[Start of TASK DATA]
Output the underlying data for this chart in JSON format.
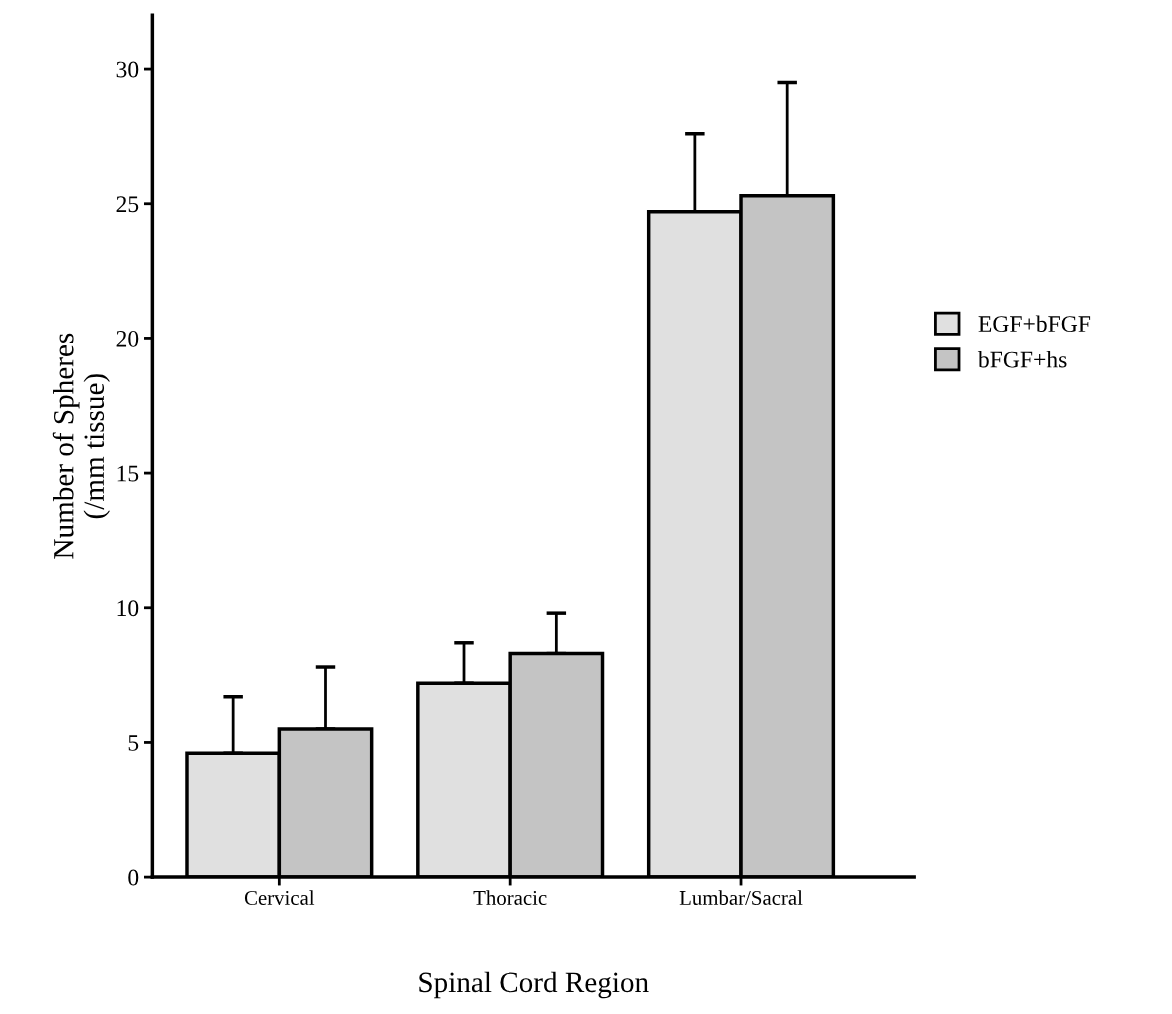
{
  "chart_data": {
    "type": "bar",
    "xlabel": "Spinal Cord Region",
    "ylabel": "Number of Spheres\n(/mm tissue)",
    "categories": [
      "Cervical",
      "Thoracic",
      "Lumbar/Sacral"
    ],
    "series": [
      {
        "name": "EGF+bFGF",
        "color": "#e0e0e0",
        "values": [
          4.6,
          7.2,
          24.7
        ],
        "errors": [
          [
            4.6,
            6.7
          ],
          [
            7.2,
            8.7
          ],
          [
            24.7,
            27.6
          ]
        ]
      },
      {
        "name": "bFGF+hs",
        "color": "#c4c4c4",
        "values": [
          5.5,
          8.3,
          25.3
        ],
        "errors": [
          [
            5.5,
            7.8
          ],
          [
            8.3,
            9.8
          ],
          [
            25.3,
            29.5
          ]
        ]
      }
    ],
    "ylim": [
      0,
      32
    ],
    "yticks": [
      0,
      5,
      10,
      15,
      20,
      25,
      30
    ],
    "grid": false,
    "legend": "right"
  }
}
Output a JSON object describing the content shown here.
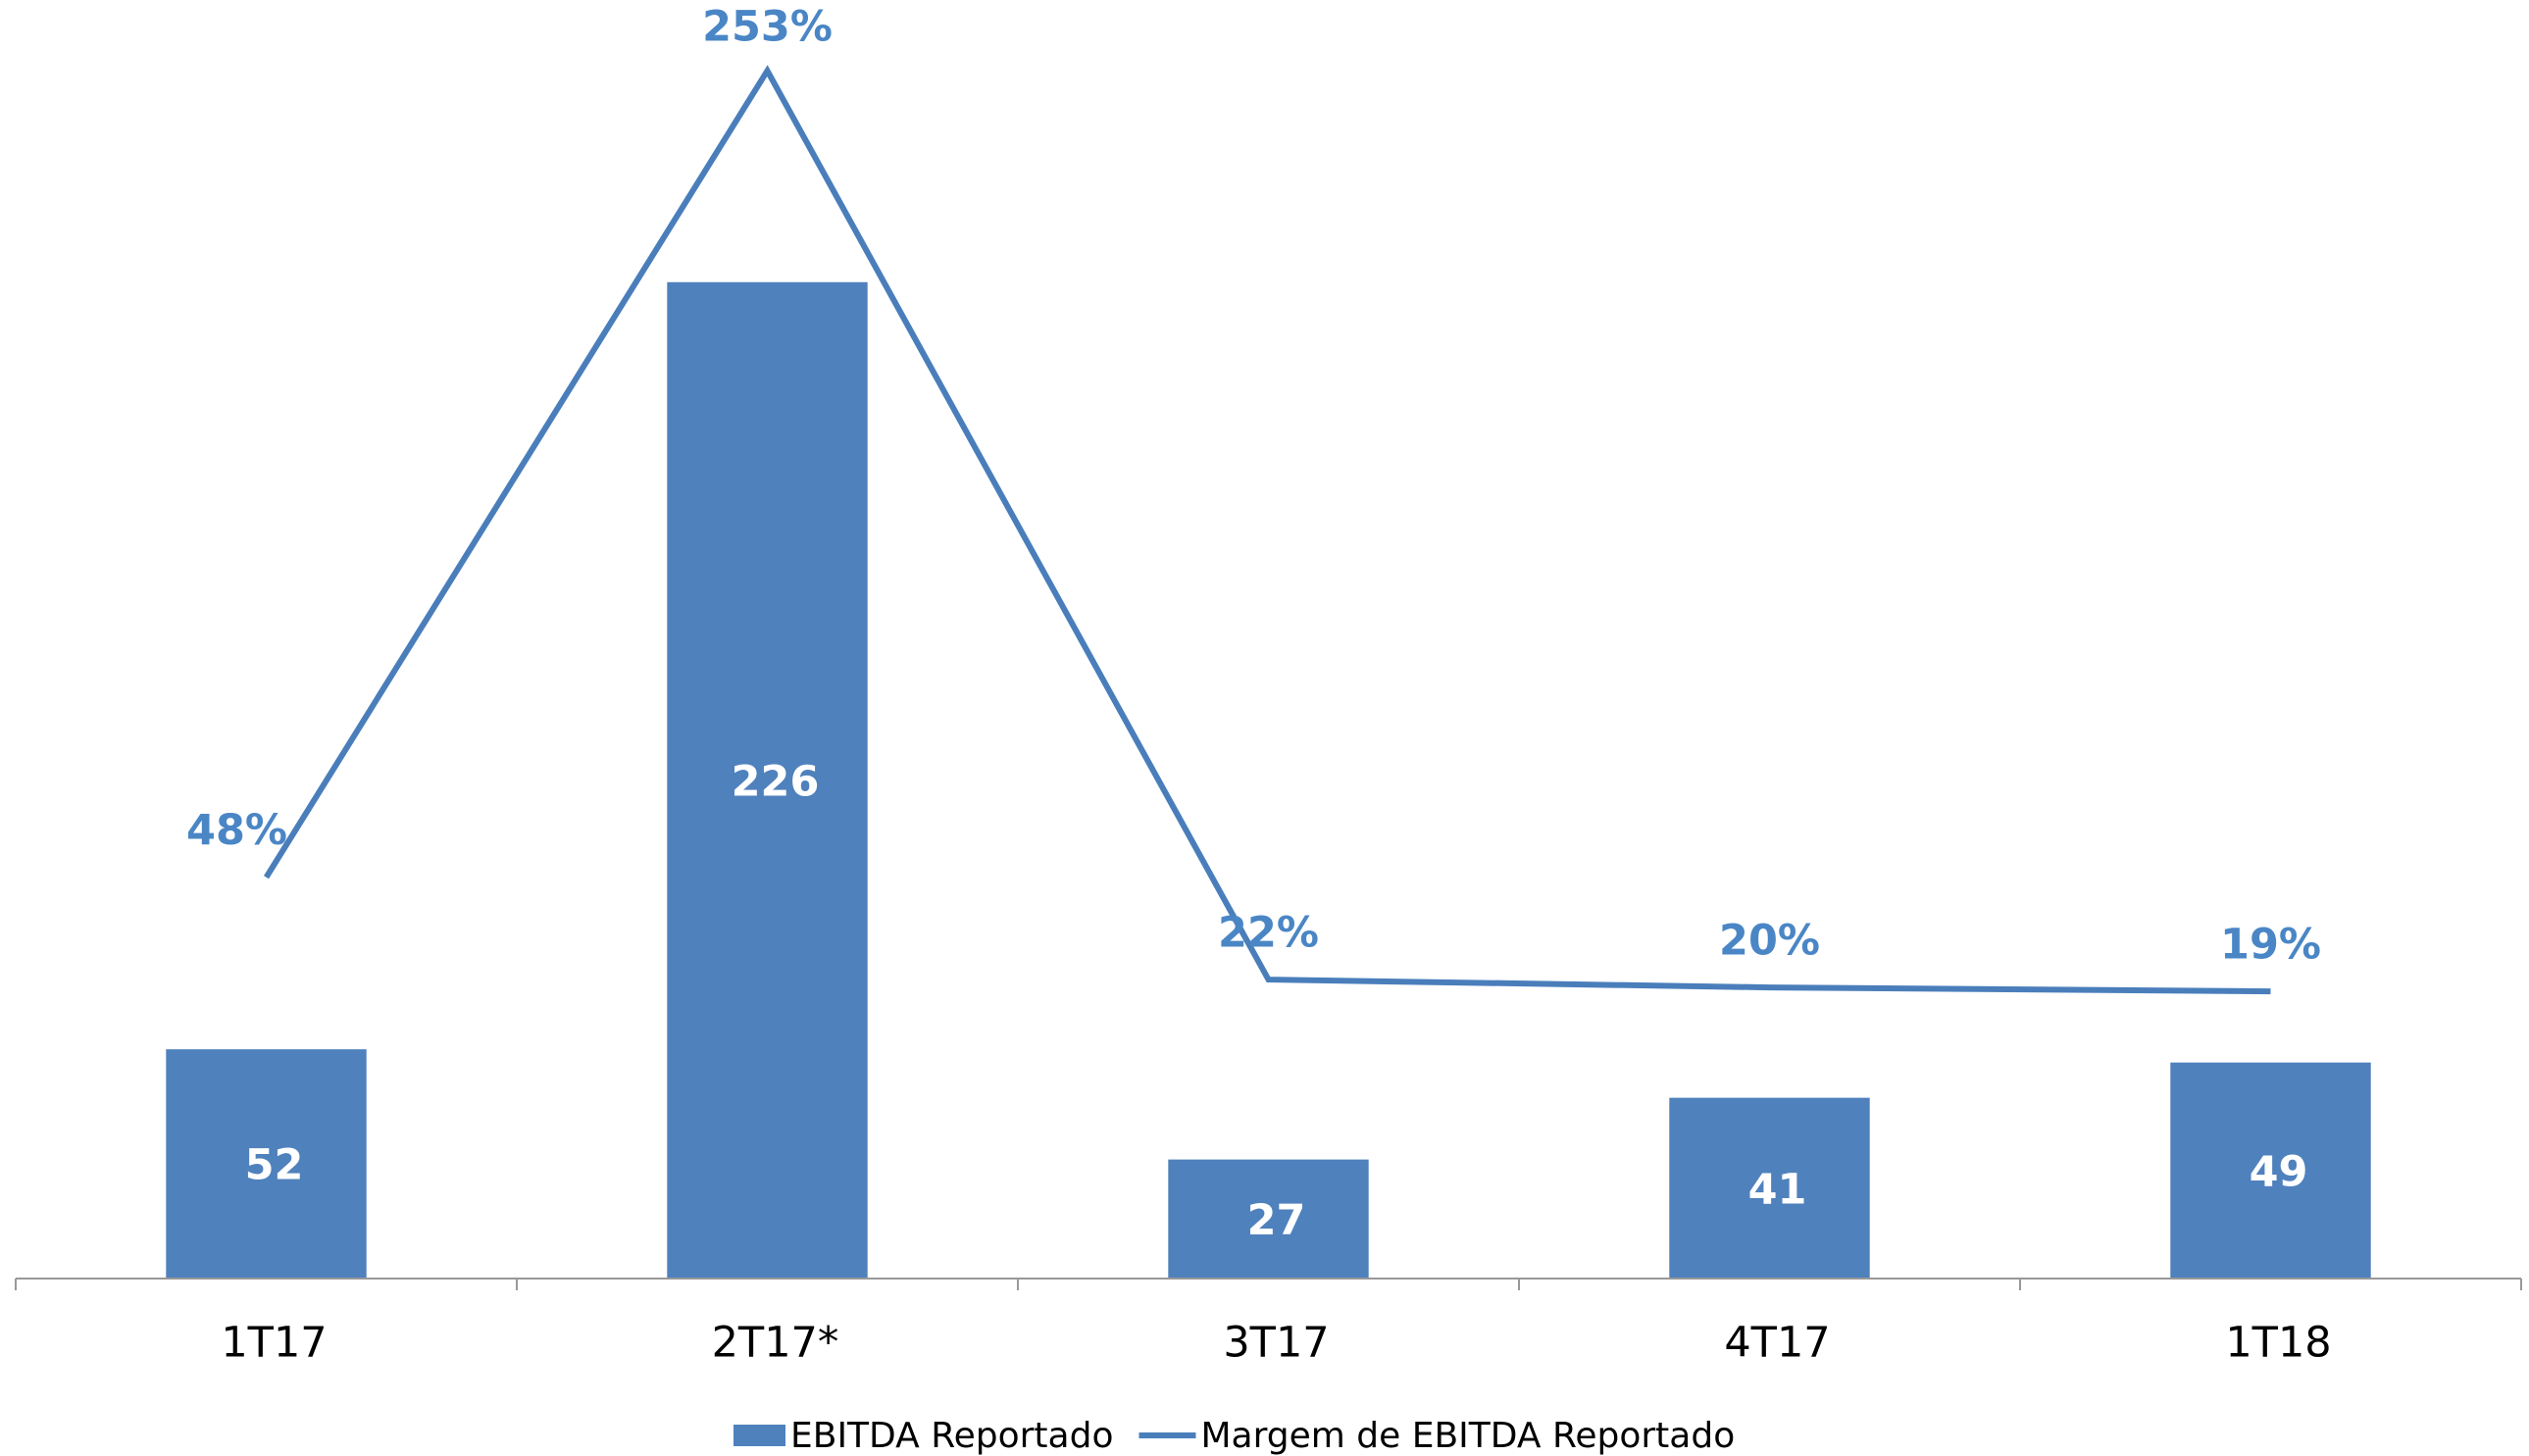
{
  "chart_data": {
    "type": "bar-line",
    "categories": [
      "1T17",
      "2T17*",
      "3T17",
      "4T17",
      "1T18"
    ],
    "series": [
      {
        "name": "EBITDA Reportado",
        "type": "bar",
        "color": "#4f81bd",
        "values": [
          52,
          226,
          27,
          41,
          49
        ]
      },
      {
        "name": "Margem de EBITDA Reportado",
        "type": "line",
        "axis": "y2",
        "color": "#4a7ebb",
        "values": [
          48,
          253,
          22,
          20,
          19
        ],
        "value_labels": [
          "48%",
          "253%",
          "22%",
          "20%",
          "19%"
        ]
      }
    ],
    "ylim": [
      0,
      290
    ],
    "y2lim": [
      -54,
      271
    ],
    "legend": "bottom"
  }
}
[End of TASK DATA]
Gather each line that holds "Output".

TASK RESPONSE
Output the underlying data for this chart in JSON format.
Output a JSON object describing the content shown here.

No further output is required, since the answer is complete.